Each entry below must be repeated word for word.

→ Dataset
● ● ● ●

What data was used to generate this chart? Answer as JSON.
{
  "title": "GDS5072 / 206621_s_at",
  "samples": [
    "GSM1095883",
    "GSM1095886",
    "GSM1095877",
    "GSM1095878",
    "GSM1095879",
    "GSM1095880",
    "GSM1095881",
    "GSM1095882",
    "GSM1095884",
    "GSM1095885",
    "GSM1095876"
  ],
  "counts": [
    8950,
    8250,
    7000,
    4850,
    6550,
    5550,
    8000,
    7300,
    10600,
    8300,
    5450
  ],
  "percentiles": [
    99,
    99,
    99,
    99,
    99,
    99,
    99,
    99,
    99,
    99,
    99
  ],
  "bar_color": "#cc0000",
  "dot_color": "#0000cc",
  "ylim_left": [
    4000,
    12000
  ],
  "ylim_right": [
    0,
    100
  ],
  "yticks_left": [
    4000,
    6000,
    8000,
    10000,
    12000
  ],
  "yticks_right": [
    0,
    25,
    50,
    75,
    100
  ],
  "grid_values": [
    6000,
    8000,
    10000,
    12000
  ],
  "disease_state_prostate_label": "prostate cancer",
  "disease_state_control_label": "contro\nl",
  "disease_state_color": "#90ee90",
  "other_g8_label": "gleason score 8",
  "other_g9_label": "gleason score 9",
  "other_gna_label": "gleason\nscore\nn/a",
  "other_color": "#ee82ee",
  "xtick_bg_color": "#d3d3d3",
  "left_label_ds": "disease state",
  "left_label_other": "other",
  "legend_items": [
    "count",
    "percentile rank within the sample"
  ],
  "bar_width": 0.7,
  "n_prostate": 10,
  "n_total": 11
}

● ● ● ●

→ Solution below
What data was used to generate this chart? Answer as JSON.
{
  "title": "GDS5072 / 206621_s_at",
  "samples": [
    "GSM1095883",
    "GSM1095886",
    "GSM1095877",
    "GSM1095878",
    "GSM1095879",
    "GSM1095880",
    "GSM1095881",
    "GSM1095882",
    "GSM1095884",
    "GSM1095885",
    "GSM1095876"
  ],
  "counts": [
    8950,
    8250,
    7000,
    4850,
    6550,
    5550,
    8000,
    7300,
    10600,
    8300,
    5450
  ],
  "percentiles": [
    99,
    99,
    99,
    99,
    99,
    99,
    99,
    99,
    99,
    99,
    99
  ],
  "bar_color": "#cc0000",
  "dot_color": "#0000cc",
  "ylim_left": [
    4000,
    12000
  ],
  "ylim_right": [
    0,
    100
  ],
  "yticks_left": [
    4000,
    6000,
    8000,
    10000,
    12000
  ],
  "yticks_right": [
    0,
    25,
    50,
    75,
    100
  ],
  "grid_values": [
    6000,
    8000,
    10000,
    12000
  ],
  "disease_state_prostate_label": "prostate cancer",
  "disease_state_control_label": "contro\nl",
  "disease_state_color": "#90ee90",
  "other_g8_label": "gleason score 8",
  "other_g9_label": "gleason score 9",
  "other_gna_label": "gleason\nscore\nn/a",
  "other_color": "#ee82ee",
  "xtick_bg_color": "#d3d3d3",
  "left_label_ds": "disease state",
  "left_label_other": "other",
  "legend_items": [
    "count",
    "percentile rank within the sample"
  ],
  "bar_width": 0.7,
  "n_prostate": 10,
  "n_total": 11
}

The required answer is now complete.